───── Provided data
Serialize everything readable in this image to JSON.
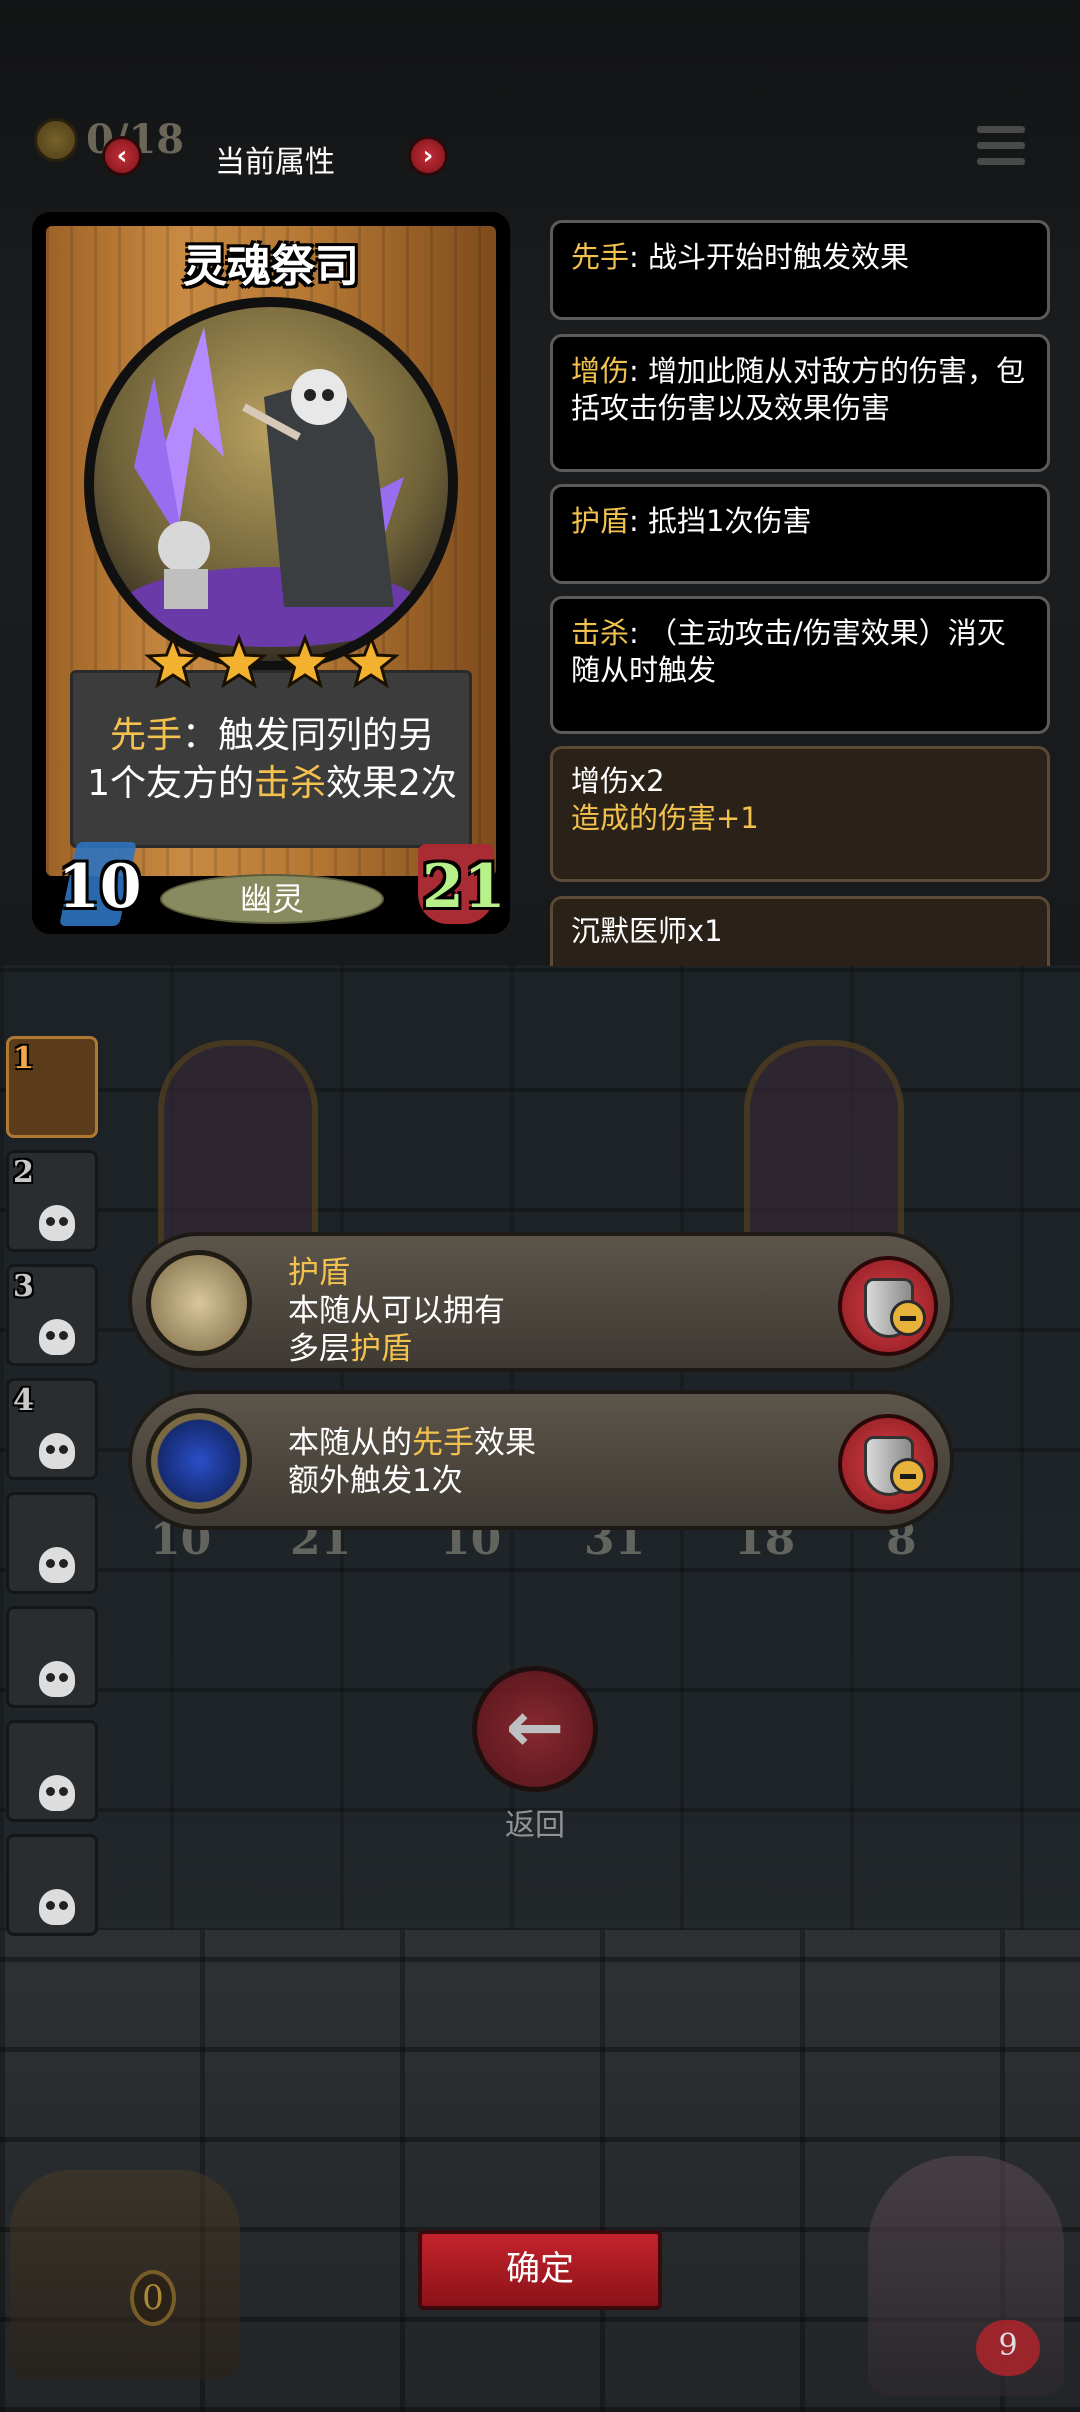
{
  "header": {
    "coin_count": "0/18",
    "title": "当前属性",
    "prev_label": "‹",
    "next_label": "›"
  },
  "card": {
    "name": "灵魂祭司",
    "stars": 4,
    "ability_line1_key": "先手",
    "ability_line1_rest": "：触发同列的另",
    "ability_line2_pre": "1个友方的",
    "ability_line2_key": "击杀",
    "ability_line2_post": "效果2次",
    "attack": "10",
    "health": "21",
    "type": "幽灵"
  },
  "keywords": [
    {
      "key": "先手",
      "text": ": 战斗开始时触发效果"
    },
    {
      "key": "增伤",
      "text": ": 增加此随从对敌方的伤害，包括攻击伤害以及效果伤害"
    },
    {
      "key": "护盾",
      "text": ": 抵挡1次伤害"
    },
    {
      "key": "击杀",
      "text": ": （主动攻击/伤害效果）消灭随从时触发"
    }
  ],
  "buffs": [
    {
      "title": "增伤x2",
      "sub": "造成的伤害+1"
    },
    {
      "title": "沉默医师x1",
      "sub": ""
    }
  ],
  "sidebar": {
    "slots": [
      "1",
      "2",
      "3",
      "4",
      "",
      "",
      "",
      ""
    ]
  },
  "board": {
    "stats": [
      "10",
      "21",
      "10",
      "31",
      "18",
      "8"
    ]
  },
  "enchants": [
    {
      "title": "护盾",
      "line1": "本随从可以拥有",
      "line2_pre": "多层",
      "line2_key": "护盾"
    },
    {
      "line1_pre": "本随从的",
      "line1_key": "先手",
      "line1_post": "效果",
      "line2": "额外触发1次"
    }
  ],
  "back": {
    "icon": "←",
    "label": "返回"
  },
  "confirm_label": "确定",
  "chest_count": "0",
  "hero_hp": "9",
  "colors": {
    "keyword": "#f2c14e",
    "button_red": "#c4232c",
    "health_green": "#b8f08a"
  },
  "icons": [
    "coin-icon",
    "menu-icon",
    "shield-remove-icon",
    "back-arrow-icon",
    "skull-icon"
  ]
}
──────────
## Work to complete
Each entry shown above must be quoted exactly, with its pictures left out.

## Response
Serialize everything readable in this image to JSON.
{
  "header": {
    "coin_count": "0/18",
    "title": "当前属性",
    "prev_label": "‹",
    "next_label": "›"
  },
  "card": {
    "name": "灵魂祭司",
    "stars": 4,
    "ability_line1_key": "先手",
    "ability_line1_rest": "：触发同列的另",
    "ability_line2_pre": "1个友方的",
    "ability_line2_key": "击杀",
    "ability_line2_post": "效果2次",
    "attack": "10",
    "health": "21",
    "type": "幽灵"
  },
  "keywords": [
    {
      "key": "先手",
      "text": ": 战斗开始时触发效果"
    },
    {
      "key": "增伤",
      "text": ": 增加此随从对敌方的伤害，包括攻击伤害以及效果伤害"
    },
    {
      "key": "护盾",
      "text": ": 抵挡1次伤害"
    },
    {
      "key": "击杀",
      "text": ": （主动攻击/伤害效果）消灭随从时触发"
    }
  ],
  "buffs": [
    {
      "title": "增伤x2",
      "sub": "造成的伤害+1"
    },
    {
      "title": "沉默医师x1",
      "sub": ""
    }
  ],
  "sidebar": {
    "slots": [
      "1",
      "2",
      "3",
      "4",
      "",
      "",
      "",
      ""
    ]
  },
  "board": {
    "stats": [
      "10",
      "21",
      "10",
      "31",
      "18",
      "8"
    ]
  },
  "enchants": [
    {
      "title": "护盾",
      "line1": "本随从可以拥有",
      "line2_pre": "多层",
      "line2_key": "护盾"
    },
    {
      "line1_pre": "本随从的",
      "line1_key": "先手",
      "line1_post": "效果",
      "line2": "额外触发1次"
    }
  ],
  "back": {
    "icon": "←",
    "label": "返回"
  },
  "confirm_label": "确定",
  "chest_count": "0",
  "hero_hp": "9",
  "colors": {
    "keyword": "#f2c14e",
    "button_red": "#c4232c",
    "health_green": "#b8f08a"
  },
  "icons": [
    "coin-icon",
    "menu-icon",
    "shield-remove-icon",
    "back-arrow-icon",
    "skull-icon"
  ]
}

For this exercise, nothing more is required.